> **Set problem**: Reproduce each of the following lines exactly, omitting the pictures from your answer.

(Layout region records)
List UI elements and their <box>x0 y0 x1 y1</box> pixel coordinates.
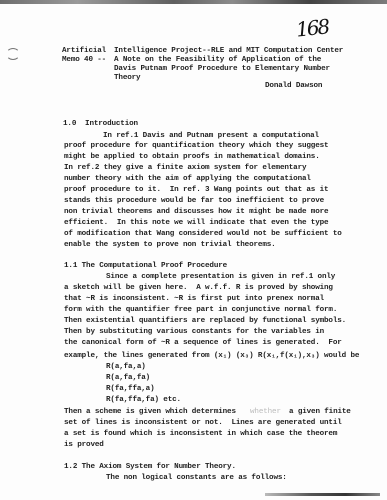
paragraph-line: proof procedure to it. In ref. 3 Wang po… <box>64 186 328 195</box>
example-line: R(a,fa,a) <box>106 363 146 372</box>
scan-bottom-edge <box>265 493 380 496</box>
section-heading-axiom-system: 1.2 The Axiom System for Number Theory. <box>64 463 236 472</box>
handwritten-page-number: 168 <box>295 14 330 41</box>
paragraph-line: Since a complete presentation is given i… <box>106 273 335 282</box>
paragraph-line: stands this procedure would be far too i… <box>64 197 324 206</box>
header-title-line4: Theory <box>114 74 140 83</box>
paragraph-line: non trivial theorems and discusses how i… <box>64 208 328 217</box>
paragraph-line: is proved <box>64 441 104 450</box>
scan-top-edge <box>0 0 387 4</box>
document-page: 168 Artificial Intelligence Project--RLE… <box>0 0 387 500</box>
paragraph-line: Then by substituting various constants f… <box>64 328 324 337</box>
paragraph-line: Then a scheme is given which determines <box>64 408 236 417</box>
paragraph-line: a given finite <box>289 408 351 417</box>
paragraph-line: a sketch will be given here. A w.f.f. R … <box>64 284 333 293</box>
paragraph-line: enable the system to prove non trivial t… <box>64 241 276 250</box>
header-label-line2: Memo 40 -- <box>62 56 106 65</box>
paragraph-line: efficient. In this note we will indicate… <box>64 219 328 228</box>
paragraph-line: of modification that Wang considered wou… <box>64 230 342 239</box>
section-heading-proof-procedure: 1.1 The Computational Proof Procedure <box>64 262 227 271</box>
section-heading-introduction: 1.0 Introduction <box>63 120 138 129</box>
example-line: R(a,fa,fa) <box>106 374 150 383</box>
paragraph-line: proof procedure for quantification theor… <box>64 142 328 151</box>
faded-word: whether <box>250 408 281 417</box>
paragraph-line: Then existential quantifiers are replace… <box>64 317 346 326</box>
paragraph-line: number theory with the aim of applying t… <box>64 175 311 184</box>
paragraph-line: In ref.1 Davis and Putnam present a comp… <box>103 132 319 141</box>
paragraph-line: a set is found which is inconsistent in … <box>64 430 337 439</box>
header-title-line3: Davis Putnam Proof Procedure to Elementa… <box>114 65 330 74</box>
header-label-line1: Artificial <box>62 47 106 56</box>
paragraph-line: The non logical constants are as follows… <box>106 474 287 483</box>
paragraph-line: the canonical form of ~R a sequence of l… <box>64 339 342 348</box>
header-title-line2: A Note on the Feasibility of Application… <box>114 56 321 65</box>
example-line: R(fa,ffa,a) <box>106 385 154 394</box>
author-name: Donald Dawson <box>265 82 322 91</box>
paragraph-line: that ~R is inconsistent. ~R is first put… <box>64 295 324 304</box>
paragraph-line: form with the quantifier free part in co… <box>64 306 337 315</box>
paragraph-line: set of lines is inconsistent or not. Lin… <box>64 419 342 428</box>
punch-hole-mark <box>6 48 20 60</box>
header-title-line1: Intelligence Project--RLE and MIT Comput… <box>114 47 343 56</box>
paragraph-line: In ref.2 they give a finite axiom system… <box>64 164 306 173</box>
paragraph-line: example, the lines generated from (x₁) (… <box>64 352 359 361</box>
example-line: R(fa,ffa,fa) etc. <box>106 396 181 405</box>
paragraph-line: might be applied to obtain proofs in mat… <box>64 153 320 162</box>
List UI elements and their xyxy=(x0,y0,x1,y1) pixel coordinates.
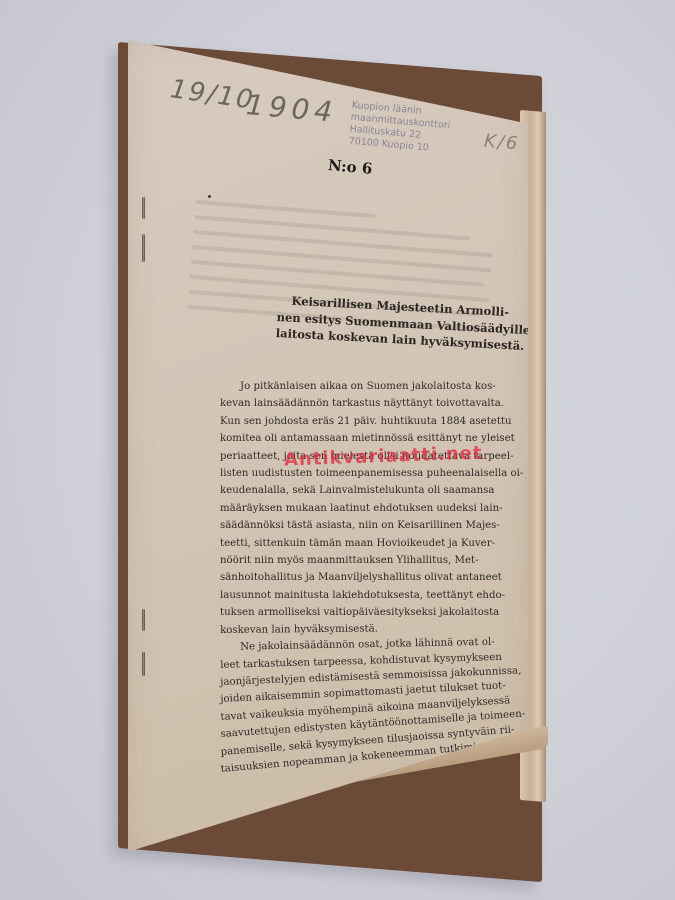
body-line: säädännöksi tästä asiasta, niin on Keisa… xyxy=(220,517,520,534)
staple xyxy=(142,197,145,219)
office-stamp: Kuopion läänin maanmittauskonttori Halli… xyxy=(348,100,452,157)
document-title: Keisarillisen Majesteetin Armolli- nen e… xyxy=(275,292,501,353)
body-line: lausunnot mainitusta lakiehdotuksesta, t… xyxy=(220,587,520,604)
body-line: keudenalalla, sekä Lainvalmistelukunta o… xyxy=(220,482,520,499)
document-number: N:o 6 xyxy=(327,156,373,178)
staple xyxy=(142,234,145,262)
body-line: Kun sen johdosta eräs 21 päiv. huhtikuut… xyxy=(220,413,520,430)
body-line: Jo pitkänlaisen aikaa on Suomen jakolait… xyxy=(220,378,520,395)
paper-speck xyxy=(208,195,211,198)
handwritten-date: 19/10 xyxy=(168,74,256,116)
body-line: teetti, sittenkuin tämän maan Hovioikeud… xyxy=(220,535,520,552)
body-line: sänhoitohallitus ja Maanviljelyshallitus… xyxy=(220,569,520,586)
document-body: Jo pitkänlaisen aikaa on Suomen jakolait… xyxy=(220,378,520,778)
body-line: listen uudistusten toimeenpanemisessa pu… xyxy=(220,465,520,482)
body-line: määräyksen mukaan laatinut ehdotuksen uu… xyxy=(220,500,520,517)
handwritten-code: K/6 xyxy=(483,131,520,155)
body-line: nöörit niin myös maanmittauksen Ylihalli… xyxy=(220,552,520,569)
handwritten-year: 1904 xyxy=(245,88,339,129)
body-line: kevan lainsäädännön tarkastus näyttänyt … xyxy=(220,395,520,412)
staple xyxy=(142,609,145,631)
document-front-page: 19/10 1904 K/6 Kuopion läänin maanmittau… xyxy=(128,40,528,860)
staple xyxy=(142,652,145,676)
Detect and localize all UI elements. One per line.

> **Completed task**:
List UI elements and their <box>x0 y0 x1 y1</box> pixel coordinates.
paragraph-line: proof procedure to it. In ref. 3 Wang po… <box>64 186 328 195</box>
example-line: R(a,fa,a) <box>106 363 146 372</box>
scan-bottom-edge <box>265 493 380 496</box>
section-heading-axiom-system: 1.2 The Axiom System for Number Theory. <box>64 463 236 472</box>
handwritten-page-number: 168 <box>295 14 330 41</box>
paragraph-line: Since a complete presentation is given i… <box>106 273 335 282</box>
paragraph-line: stands this procedure would be far too i… <box>64 197 324 206</box>
header-title-line4: Theory <box>114 74 140 83</box>
paragraph-line: non trivial theorems and discusses how i… <box>64 208 328 217</box>
paragraph-line: is proved <box>64 441 104 450</box>
scan-top-edge <box>0 0 387 4</box>
document-page: 168 Artificial Intelligence Project--RLE… <box>0 0 387 500</box>
paragraph-line: Then by substituting various constants f… <box>64 328 324 337</box>
paragraph-line: Then a scheme is given which determines <box>64 408 236 417</box>
paragraph-line: a given finite <box>289 408 351 417</box>
paragraph-line: a sketch will be given here. A w.f.f. R … <box>64 284 333 293</box>
paragraph-line: enable the system to prove non trivial t… <box>64 241 276 250</box>
header-label-line2: Memo 40 -- <box>62 56 106 65</box>
paragraph-line: efficient. In this note we will indicate… <box>64 219 328 228</box>
paragraph-line: of modification that Wang considered wou… <box>64 230 342 239</box>
section-heading-proof-procedure: 1.1 The Computational Proof Procedure <box>64 262 227 271</box>
section-heading-introduction: 1.0 Introduction <box>63 120 138 129</box>
example-line: R(a,fa,fa) <box>106 374 150 383</box>
paragraph-line: proof procedure for quantification theor… <box>64 142 328 151</box>
faded-word: whether <box>250 408 281 417</box>
paragraph-line: Then existential quantifiers are replace… <box>64 317 346 326</box>
paragraph-line: number theory with the aim of applying t… <box>64 175 311 184</box>
paragraph-line: In ref.1 Davis and Putnam present a comp… <box>103 132 319 141</box>
paragraph-line: a set is found which is inconsistent in … <box>64 430 337 439</box>
header-title-line3: Davis Putnam Proof Procedure to Elementa… <box>114 65 330 74</box>
header-label-line1: Artificial <box>62 47 106 56</box>
paragraph-line: The non logical constants are as follows… <box>106 474 287 483</box>
paragraph-line: the canonical form of ~R a sequence of l… <box>64 339 342 348</box>
header-title-line2: A Note on the Feasibility of Application… <box>114 56 321 65</box>
example-line: R(fa,ffa,a) <box>106 385 154 394</box>
author-name: Donald Dawson <box>265 82 322 91</box>
paragraph-line: that ~R is inconsistent. ~R is first put… <box>64 295 324 304</box>
paragraph-line: form with the quantifier free part in co… <box>64 306 337 315</box>
paragraph-line: set of lines is inconsistent or not. Lin… <box>64 419 342 428</box>
punch-hole-mark <box>6 48 20 60</box>
header-title-line1: Intelligence Project--RLE and MIT Comput… <box>114 47 343 56</box>
paragraph-line: In ref.2 they give a finite axiom system… <box>64 164 306 173</box>
paragraph-line: example, the lines generated from (x₁) (… <box>64 352 359 361</box>
example-line: R(fa,ffa,fa) etc. <box>106 396 181 405</box>
paragraph-line: might be applied to obtain proofs in mat… <box>64 153 320 162</box>
List UI elements and their xyxy=(x0,y0,x1,y1) pixel coordinates.
body-line: säädännöksi tästä asiasta, niin on Keisa… xyxy=(220,517,520,534)
staple xyxy=(142,197,145,219)
office-stamp: Kuopion läänin maanmittauskonttori Halli… xyxy=(348,100,452,157)
document-title: Keisarillisen Majesteetin Armolli- nen e… xyxy=(275,292,501,353)
body-line: lausunnot mainitusta lakiehdotuksesta, t… xyxy=(220,587,520,604)
body-line: keudenalalla, sekä Lainvalmistelukunta o… xyxy=(220,482,520,499)
document-number: N:o 6 xyxy=(327,156,373,178)
staple xyxy=(142,234,145,262)
body-line: Kun sen johdosta eräs 21 päiv. huhtikuut… xyxy=(220,413,520,430)
body-line: Jo pitkänlaisen aikaa on Suomen jakolait… xyxy=(220,378,520,395)
paper-speck xyxy=(208,195,211,198)
handwritten-date: 19/10 xyxy=(168,74,256,116)
body-line: teetti, sittenkuin tämän maan Hovioikeud… xyxy=(220,535,520,552)
body-line: sänhoitohallitus ja Maanviljelyshallitus… xyxy=(220,569,520,586)
document-body: Jo pitkänlaisen aikaa on Suomen jakolait… xyxy=(220,378,520,778)
body-line: listen uudistusten toimeenpanemisessa pu… xyxy=(220,465,520,482)
body-line: määräyksen mukaan laatinut ehdotuksen uu… xyxy=(220,500,520,517)
handwritten-code: K/6 xyxy=(483,131,520,155)
body-line: nöörit niin myös maanmittauksen Ylihalli… xyxy=(220,552,520,569)
handwritten-year: 1904 xyxy=(245,88,339,129)
body-line: kevan lainsäädännön tarkastus näyttänyt … xyxy=(220,395,520,412)
staple xyxy=(142,609,145,631)
document-front-page: 19/10 1904 K/6 Kuopion läänin maanmittau… xyxy=(128,40,528,860)
staple xyxy=(142,652,145,676)
Detect and localize all UI elements. One per line.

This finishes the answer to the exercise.